Document section:
Submitted JEP 189: Shenandoah: An Ultra-Low-Pause-Time Garbage Collector

Mon May 16 14:33:23 UTC 2016

Let me start by saying that I believe all GC algorithms have their place.
The serial collector is great if you are running many many small jvms on a
server and you want to limit resource consumption.

I can't honestly say that Shenandoah is better or worse than C4 for a
particular application.  The best way to answer that question is to 
implement them both in OpenJDK and do an apples to apples comparison. 

We never would have gotten G1 if we hadn't first implemented the
parallel collector and CMS.  If we limit ourselves by not experimenting
with new algorithms, how will OpenJDK evolve?

The real risk of Shenandoah is adding read barriers to OpenJDK, however
one of the very real benefits of Shenandoah is adding read barriers to 
OpenJDK.  Those barriers may then be used to support other algorithms 
including C4.

Christine

----- Original Message -----
> From: "Andrew Dinn" <adinn at redhat.com>
> To: "Vitaly Davidovich" <vitalyd at gmail.com>
> Cc: hotspot-gc-dev at openjdk.java.net
> Sent: Monday, May 16, 2016 4:46:37 AM
> Subject: Re: Submitted JEP 189: Shenandoah: An Ultra-Low-Pause-Time Garbage	Collector
> 
> On 14/05/16 14:55, Vitaly Davidovich wrote:
> > I'd also be interested in a comparison with Azul's C4 design.
> 
> That's an interesting question, Perhaps Christine/Roman and Gil Tene
> might want to comment on this. I have talked to Gil quite a bit about C4
> and I also provided some early input to the design of Shenandoah. So,
> I'll mention some of the background to the choice of Brooks pointers and
> how that choice leads to differences from Azul. However, they may well
> want to rectify this story with the experience from actually
> implementing the GCs.
> 
> One of things which led Red Hat to go the way of Brooks pointers and
> away from the sideband data that Azul use to track relocations is that
> we wanted only to do relocation in write barriers. Here is why.

Task list:
(a) Update the part of the Shenandoah email that opens with the words containing "I can't honestly" and closes with "to apples comparison.", replacing "Shenandoah" with "ZGC".
(b) According to the Shenandoah email, when is the serial collector a great choice?
(c) Translate this sentence from the Shenandoah email into French: "We never would have gotten G1 if we hadn't first implemented the parallel collector and CMS."

Information provided:
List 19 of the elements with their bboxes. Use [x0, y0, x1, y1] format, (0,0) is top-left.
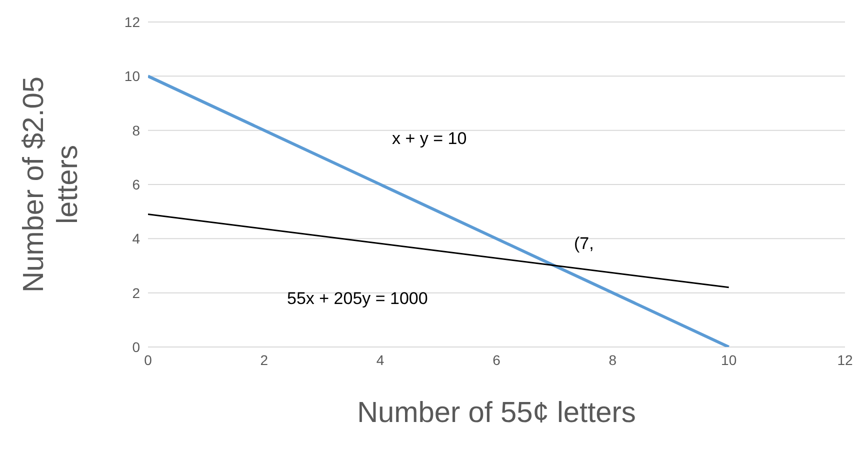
- x-tick-label: 4: [376, 352, 384, 368]
- x-tick-label: 2: [260, 352, 268, 368]
- x-tick-label: 12: [837, 352, 853, 368]
- x-tick-label: 10: [721, 352, 737, 368]
- x-tick-label: 0: [144, 352, 152, 368]
- y-tick-label: 8: [132, 122, 140, 138]
- x-tick-label: 8: [608, 352, 617, 368]
- y-axis-title: Number of $2.05 letters: [18, 76, 84, 293]
- y-tick-label: 4: [132, 230, 140, 247]
- x-tick-label: 6: [492, 352, 501, 368]
- annotation: 55x + 205y = 1000: [287, 289, 428, 309]
- annotation: (7,: [574, 234, 594, 254]
- y-tick-label: 2: [132, 284, 140, 301]
- y-tick-label: 10: [124, 68, 140, 84]
- x-axis-title: Number of 55¢ letters: [357, 397, 636, 429]
- y-tick-label: 6: [132, 176, 140, 192]
- y-tick-label: 12: [124, 14, 140, 30]
- y-tick-label: 0: [132, 338, 140, 355]
- annotation: x + y = 10: [392, 129, 467, 149]
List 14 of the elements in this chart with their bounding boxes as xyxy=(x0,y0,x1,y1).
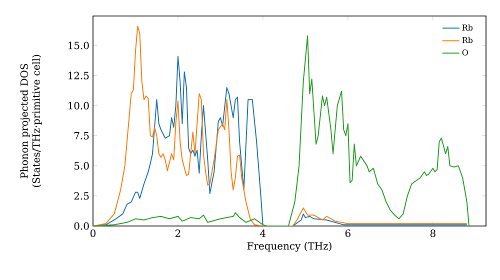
x-axis-title: Frequency (THz) xyxy=(247,242,332,252)
x-tick-label: 2 xyxy=(175,230,180,237)
x-tick-label: 8 xyxy=(430,230,436,238)
y-axis-title: Phonon projected DOS (States/THz·primitive cell) xyxy=(20,55,42,187)
x-tick-label: 4 xyxy=(260,230,266,237)
y-tick-label: 5.0 xyxy=(74,162,89,170)
y-tick-label: 2.5 xyxy=(74,192,89,200)
y-tick-label: 15.0 xyxy=(68,42,89,50)
y-tick-label: 10.0 xyxy=(68,102,89,110)
x-tick-label: 0 xyxy=(90,230,96,238)
y-tick-label: 0.0 xyxy=(74,222,89,230)
x-tick-label: 6 xyxy=(345,230,350,238)
y-tick-label: 7.5 xyxy=(74,132,89,140)
y-tick-label: 12.5 xyxy=(68,72,89,80)
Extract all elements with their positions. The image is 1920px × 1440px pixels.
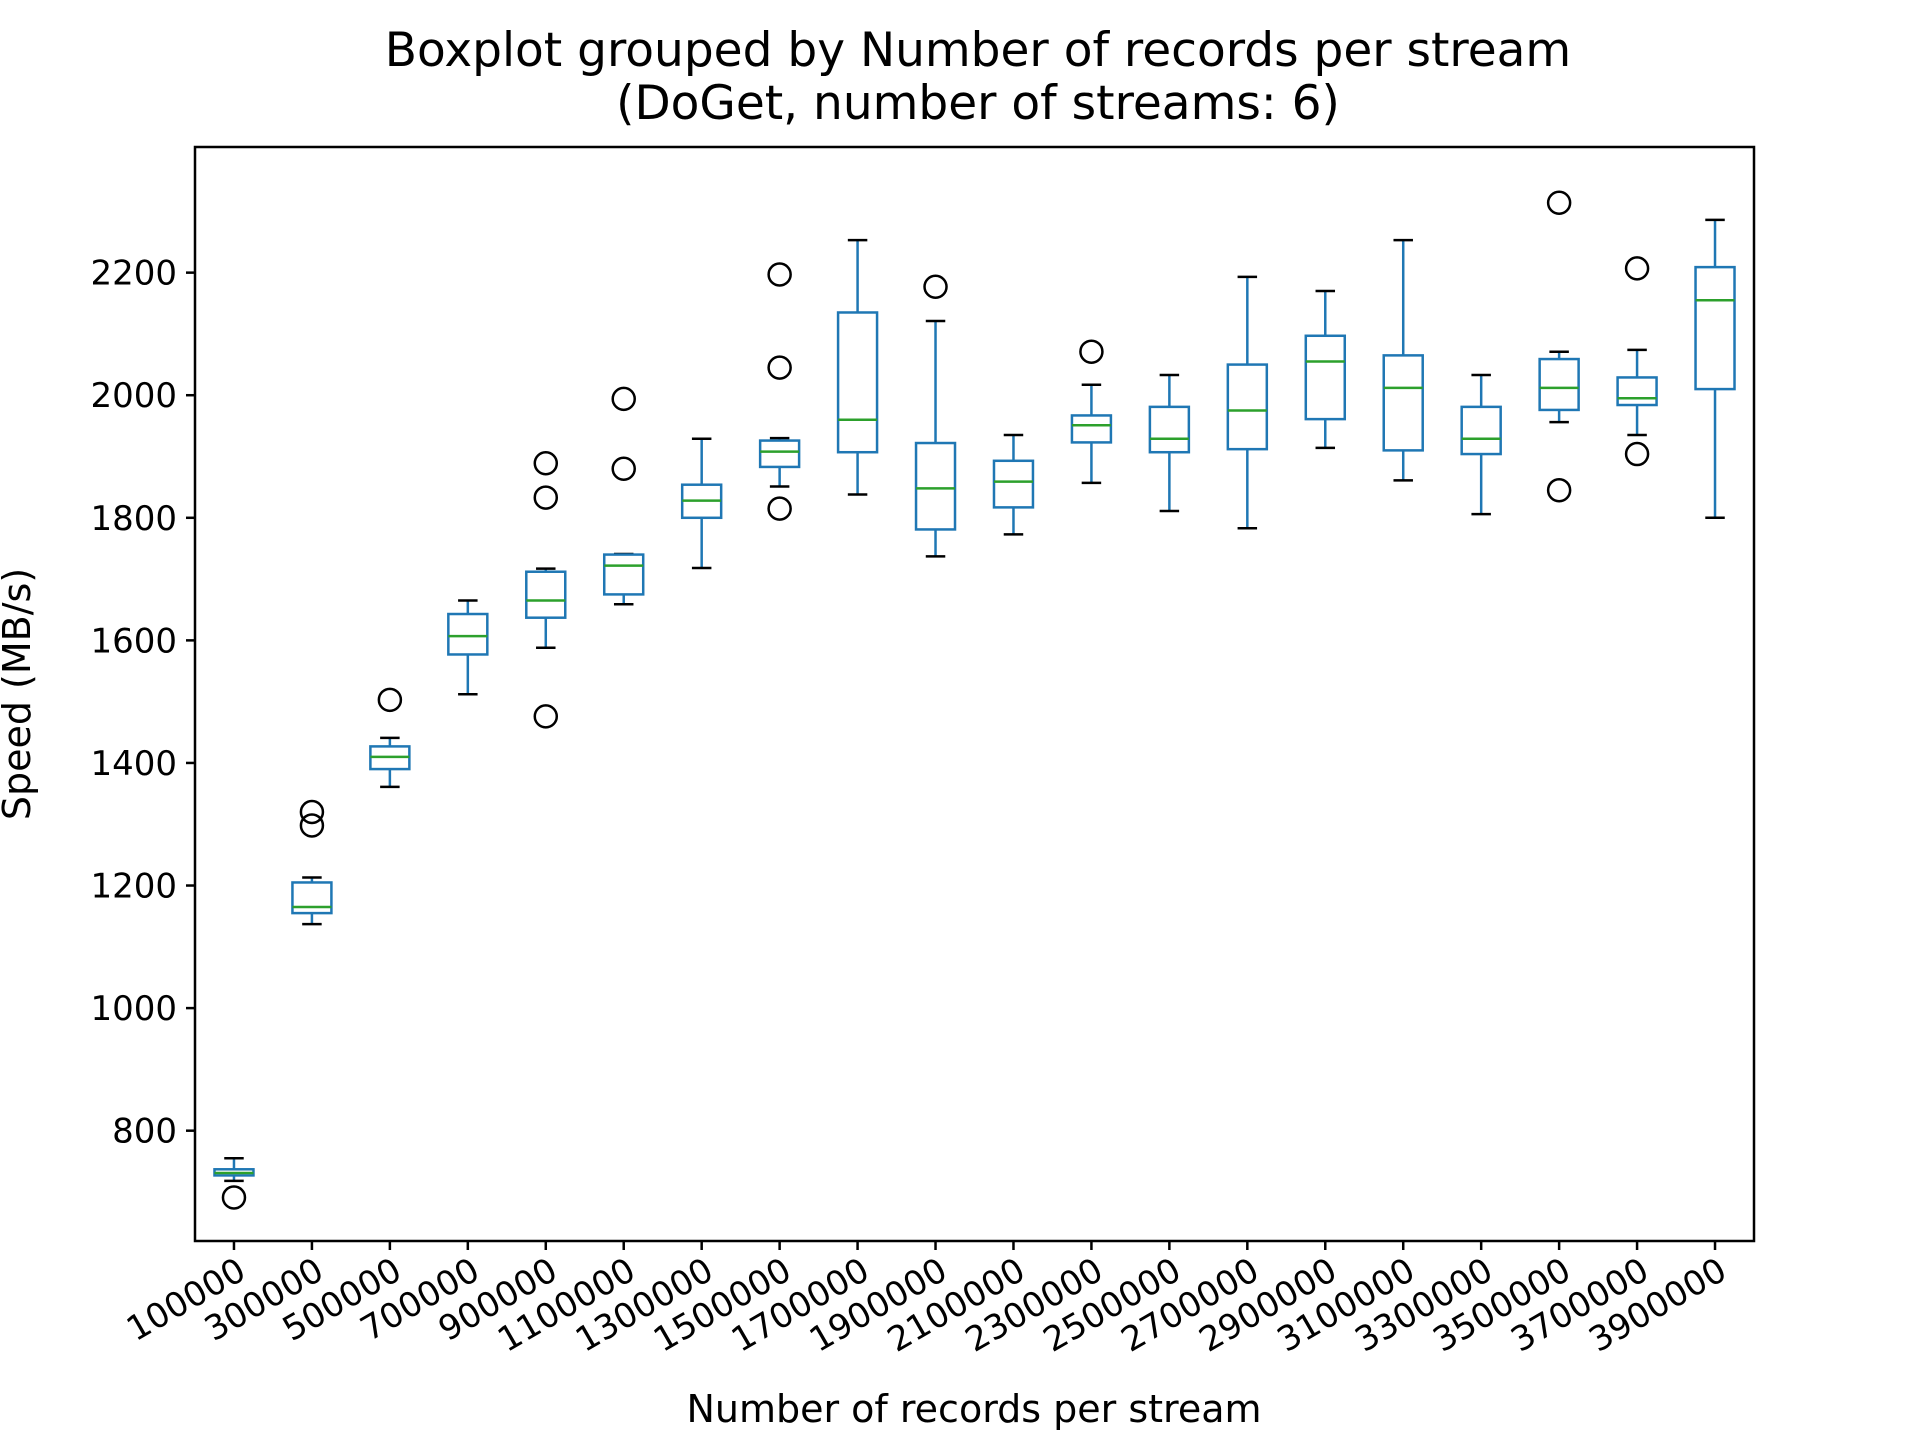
outlier-900000-1 [533,485,559,510]
outlier-1500000-2 [767,262,792,287]
box-2700000 [1226,363,1269,451]
chart-subtitle: (DoGet, number of streams: 6) [616,76,1340,131]
plot-frame [193,145,1756,1243]
chart-title: Boxplot grouped by Number of records per… [385,23,1571,78]
box-1500000 [758,439,801,469]
box-2900000 [1304,334,1347,421]
outlier-3700000-1 [1624,256,1650,281]
outlier-2300000-0 [1079,339,1104,364]
outlier-3500000-0 [1546,477,1572,503]
box-3100000 [1382,354,1424,452]
box-2100000 [992,459,1035,509]
outlier-1900000-0 [923,274,948,299]
x-axis-label: Number of records per stream [686,1387,1261,1431]
y-tick-label-1600: 1600 [90,621,177,661]
outlier-1100000-1 [611,386,636,412]
box-3700000 [1616,376,1658,407]
y-tick-label-1000: 1000 [90,989,177,1029]
y-tick-label-1800: 1800 [90,499,177,539]
box-1900000 [914,441,957,531]
box-300000 [291,881,333,915]
y-tick-label-2000: 2000 [90,376,177,416]
outlier-3700000-0 [1624,441,1650,467]
outlier-300000-1 [299,799,325,825]
plot-area: 8001000120014001600180020002200100000300… [90,190,1736,1361]
box-1700000 [836,311,879,454]
outlier-500000-0 [377,687,403,713]
box-2300000 [1070,414,1113,444]
box-3300000 [1460,405,1502,456]
y-tick-label-2200: 2200 [90,254,177,294]
outlier-1500000-1 [767,355,792,380]
outlier-1500000-0 [767,496,792,521]
box-2500000 [1148,405,1191,454]
box-3900000 [1694,265,1736,391]
box-900000 [525,570,567,619]
outlier-900000-2 [533,450,559,476]
box-700000 [447,612,489,656]
box-3500000 [1538,357,1580,412]
outlier-1100000-0 [611,456,636,482]
outlier-3500000-1 [1546,190,1572,216]
outlier-900000-0 [533,704,559,729]
outlier-300000-0 [299,813,325,838]
y-axis-label: Speed (MB/s) [0,568,39,820]
outlier-100000-0 [221,1185,247,1210]
y-tick-label-1200: 1200 [90,867,177,907]
y-tick-label-800: 800 [112,1112,177,1152]
y-tick-label-1400: 1400 [90,744,177,784]
box-1100000 [602,553,645,596]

Solutions by task:
(a)
I can't honestly say that ZGC is better or worse than C4 for a
particular application.  The best way to answer that question is to 
implement them both in OpenJDK and do an apples to apples comparison.

(b) When you are running many small JVMs on a server and want to limit resource consumption.

(c) Nous n'aurions jamais obtenu G1 si nous n'avions pas d'abord implémenté le collecteur parallèle et CMS.